| Given problem |
Quote the listing below in its entirety.
════════════════
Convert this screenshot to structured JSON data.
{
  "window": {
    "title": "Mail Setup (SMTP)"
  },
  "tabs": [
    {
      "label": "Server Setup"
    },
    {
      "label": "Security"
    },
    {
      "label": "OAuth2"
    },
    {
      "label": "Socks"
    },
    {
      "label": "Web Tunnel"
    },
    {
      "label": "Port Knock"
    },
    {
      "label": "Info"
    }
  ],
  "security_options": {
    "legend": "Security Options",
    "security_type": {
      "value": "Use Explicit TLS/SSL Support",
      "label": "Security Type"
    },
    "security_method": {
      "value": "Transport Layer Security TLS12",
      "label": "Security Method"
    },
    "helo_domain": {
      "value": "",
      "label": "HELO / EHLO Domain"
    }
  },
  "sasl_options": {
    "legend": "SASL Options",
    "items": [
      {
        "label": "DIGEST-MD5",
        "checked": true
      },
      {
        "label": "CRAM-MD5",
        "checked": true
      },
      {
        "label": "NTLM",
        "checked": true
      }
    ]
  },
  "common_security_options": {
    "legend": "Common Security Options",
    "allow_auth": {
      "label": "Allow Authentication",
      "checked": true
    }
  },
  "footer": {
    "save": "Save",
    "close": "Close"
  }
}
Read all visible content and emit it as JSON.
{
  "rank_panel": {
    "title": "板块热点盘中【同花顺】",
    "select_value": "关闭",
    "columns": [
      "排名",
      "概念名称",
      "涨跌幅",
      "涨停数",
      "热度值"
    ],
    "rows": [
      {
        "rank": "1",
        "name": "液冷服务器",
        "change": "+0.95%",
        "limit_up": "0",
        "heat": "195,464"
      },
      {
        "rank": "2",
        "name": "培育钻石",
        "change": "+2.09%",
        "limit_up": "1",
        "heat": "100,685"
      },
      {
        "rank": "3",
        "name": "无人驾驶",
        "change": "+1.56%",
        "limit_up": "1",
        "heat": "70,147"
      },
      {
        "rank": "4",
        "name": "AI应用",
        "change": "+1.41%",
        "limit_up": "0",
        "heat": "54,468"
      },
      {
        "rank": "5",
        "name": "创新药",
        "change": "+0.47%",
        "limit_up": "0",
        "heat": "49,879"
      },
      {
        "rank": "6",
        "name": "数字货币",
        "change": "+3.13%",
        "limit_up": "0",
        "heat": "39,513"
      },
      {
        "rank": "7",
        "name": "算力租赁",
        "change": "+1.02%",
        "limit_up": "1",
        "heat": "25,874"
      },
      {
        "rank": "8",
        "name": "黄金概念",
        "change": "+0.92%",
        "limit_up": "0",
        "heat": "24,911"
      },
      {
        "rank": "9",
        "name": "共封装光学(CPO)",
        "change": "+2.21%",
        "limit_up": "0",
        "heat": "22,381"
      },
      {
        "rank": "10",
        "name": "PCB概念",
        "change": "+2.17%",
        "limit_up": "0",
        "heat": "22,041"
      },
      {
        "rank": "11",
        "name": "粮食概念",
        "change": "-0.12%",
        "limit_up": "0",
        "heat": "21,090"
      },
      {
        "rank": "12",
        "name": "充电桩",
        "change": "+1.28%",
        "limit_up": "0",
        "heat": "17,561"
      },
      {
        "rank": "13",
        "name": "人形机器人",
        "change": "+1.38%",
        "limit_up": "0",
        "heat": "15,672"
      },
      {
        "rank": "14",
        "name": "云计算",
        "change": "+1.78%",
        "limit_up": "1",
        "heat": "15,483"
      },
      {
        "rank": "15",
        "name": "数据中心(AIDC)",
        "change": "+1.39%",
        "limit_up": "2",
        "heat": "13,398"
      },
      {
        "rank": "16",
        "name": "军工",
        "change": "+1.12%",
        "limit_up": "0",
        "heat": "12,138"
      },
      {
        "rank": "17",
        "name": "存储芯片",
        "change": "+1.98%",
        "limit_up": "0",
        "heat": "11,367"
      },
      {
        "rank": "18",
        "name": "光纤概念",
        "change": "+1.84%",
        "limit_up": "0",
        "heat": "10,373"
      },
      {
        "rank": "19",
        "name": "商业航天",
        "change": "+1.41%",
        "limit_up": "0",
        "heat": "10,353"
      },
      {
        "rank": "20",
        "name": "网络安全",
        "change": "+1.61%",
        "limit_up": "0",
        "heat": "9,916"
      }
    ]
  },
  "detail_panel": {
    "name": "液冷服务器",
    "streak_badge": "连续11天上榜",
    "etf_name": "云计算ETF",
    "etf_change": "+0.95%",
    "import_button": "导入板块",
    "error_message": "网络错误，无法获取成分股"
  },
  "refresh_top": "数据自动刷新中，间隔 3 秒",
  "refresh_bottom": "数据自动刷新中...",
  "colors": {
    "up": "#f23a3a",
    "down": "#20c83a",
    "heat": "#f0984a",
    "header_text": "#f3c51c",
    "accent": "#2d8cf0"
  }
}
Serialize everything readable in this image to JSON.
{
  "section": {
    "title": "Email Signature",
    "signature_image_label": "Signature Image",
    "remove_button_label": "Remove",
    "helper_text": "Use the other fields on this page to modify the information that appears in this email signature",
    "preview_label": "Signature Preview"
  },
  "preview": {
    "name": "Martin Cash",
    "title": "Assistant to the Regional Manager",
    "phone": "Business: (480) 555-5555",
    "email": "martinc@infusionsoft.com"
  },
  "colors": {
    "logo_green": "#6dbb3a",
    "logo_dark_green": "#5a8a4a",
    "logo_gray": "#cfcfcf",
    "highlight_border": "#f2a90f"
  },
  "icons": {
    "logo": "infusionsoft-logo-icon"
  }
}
════════════════
| Response for this exercise |
Convert this screenshot to structured JSON data.
{
  "window": {
    "title": "Mail Setup (SMTP)"
  },
  "tabs": [
    {
      "label": "Server Setup"
    },
    {
      "label": "Security"
    },
    {
      "label": "OAuth2"
    },
    {
      "label": "Socks"
    },
    {
      "label": "Web Tunnel"
    },
    {
      "label": "Port Knock"
    },
    {
      "label": "Info"
    }
  ],
  "security_options": {
    "legend": "Security Options",
    "security_type": {
      "value": "Use Explicit TLS/SSL Support",
      "label": "Security Type"
    },
    "security_method": {
      "value": "Transport Layer Security TLS12",
      "label": "Security Method"
    },
    "helo_domain": {
      "value": "",
      "label": "HELO / EHLO Domain"
    }
  },
  "sasl_options": {
    "legend": "SASL Options",
    "items": [
      {
        "label": "DIGEST-MD5",
        "checked": true
      },
      {
        "label": "CRAM-MD5",
        "checked": true
      },
      {
        "label": "NTLM",
        "checked": true
      }
    ]
  },
  "common_security_options": {
    "legend": "Common Security Options",
    "allow_auth": {
      "label": "Allow Authentication",
      "checked": true
    }
  },
  "footer": {
    "save": "Save",
    "close": "Close"
  }
}
Read all visible content and emit it as JSON.
{
  "rank_panel": {
    "title": "板块热点盘中【同花顺】",
    "select_value": "关闭",
    "columns": [
      "排名",
      "概念名称",
      "涨跌幅",
      "涨停数",
      "热度值"
    ],
    "rows": [
      {
        "rank": "1",
        "name": "液冷服务器",
        "change": "+0.95%",
        "limit_up": "0",
        "heat": "195,464"
      },
      {
        "rank": "2",
        "name": "培育钻石",
        "change": "+2.09%",
        "limit_up": "1",
        "heat": "100,685"
      },
      {
        "rank": "3",
        "name": "无人驾驶",
        "change": "+1.56%",
        "limit_up": "1",
        "heat": "70,147"
      },
      {
        "rank": "4",
        "name": "AI应用",
        "change": "+1.41%",
        "limit_up": "0",
        "heat": "54,468"
      },
      {
        "rank": "5",
        "name": "创新药",
        "change": "+0.47%",
        "limit_up": "0",
        "heat": "49,879"
      },
      {
        "rank": "6",
        "name": "数字货币",
        "change": "+3.13%",
        "limit_up": "0",
        "heat": "39,513"
      },
      {
        "rank": "7",
        "name": "算力租赁",
        "change": "+1.02%",
        "limit_up": "1",
        "heat": "25,874"
      },
      {
        "rank": "8",
        "name": "黄金概念",
        "change": "+0.92%",
        "limit_up": "0",
        "heat": "24,911"
      },
      {
        "rank": "9",
        "name": "共封装光学(CPO)",
        "change": "+2.21%",
        "limit_up": "0",
        "heat": "22,381"
      },
      {
        "rank": "10",
        "name": "PCB概念",
        "change": "+2.17%",
        "limit_up": "0",
        "heat": "22,041"
      },
      {
        "rank": "11",
        "name": "粮食概念",
        "change": "-0.12%",
        "limit_up": "0",
        "heat": "21,090"
      },
      {
        "rank": "12",
        "name": "充电桩",
        "change": "+1.28%",
        "limit_up": "0",
        "heat": "17,561"
      },
      {
        "rank": "13",
        "name": "人形机器人",
        "change": "+1.38%",
        "limit_up": "0",
        "heat": "15,672"
      },
      {
        "rank": "14",
        "name": "云计算",
        "change": "+1.78%",
        "limit_up": "1",
        "heat": "15,483"
      },
      {
        "rank": "15",
        "name": "数据中心(AIDC)",
        "change": "+1.39%",
        "limit_up": "2",
        "heat": "13,398"
      },
      {
        "rank": "16",
        "name": "军工",
        "change": "+1.12%",
        "limit_up": "0",
        "heat": "12,138"
      },
      {
        "rank": "17",
        "name": "存储芯片",
        "change": "+1.98%",
        "limit_up": "0",
        "heat": "11,367"
      },
      {
        "rank": "18",
        "name": "光纤概念",
        "change": "+1.84%",
        "limit_up": "0",
        "heat": "10,373"
      },
      {
        "rank": "19",
        "name": "商业航天",
        "change": "+1.41%",
        "limit_up": "0",
        "heat": "10,353"
      },
      {
        "rank": "20",
        "name": "网络安全",
        "change": "+1.61%",
        "limit_up": "0",
        "heat": "9,916"
      }
    ]
  },
  "detail_panel": {
    "name": "液冷服务器",
    "streak_badge": "连续11天上榜",
    "etf_name": "云计算ETF",
    "etf_change": "+0.95%",
    "import_button": "导入板块",
    "error_message": "网络错误，无法获取成分股"
  },
  "refresh_top": "数据自动刷新中，间隔 3 秒",
  "refresh_bottom": "数据自动刷新中...",
  "colors": {
    "up": "#f23a3a",
    "down": "#20c83a",
    "heat": "#f0984a",
    "header_text": "#f3c51c",
    "accent": "#2d8cf0"
  }
}
Serialize everything readable in this image to JSON.
{
  "section": {
    "title": "Email Signature",
    "signature_image_label": "Signature Image",
    "remove_button_label": "Remove",
    "helper_text": "Use the other fields on this page to modify the information that appears in this email signature",
    "preview_label": "Signature Preview"
  },
  "preview": {
    "name": "Martin Cash",
    "title": "Assistant to the Regional Manager",
    "phone": "Business: (480) 555-5555",
    "email": "martinc@infusionsoft.com"
  },
  "colors": {
    "logo_green": "#6dbb3a",
    "logo_dark_green": "#5a8a4a",
    "logo_gray": "#cfcfcf",
    "highlight_border": "#f2a90f"
  },
  "icons": {
    "logo": "infusionsoft-logo-icon"
  }
}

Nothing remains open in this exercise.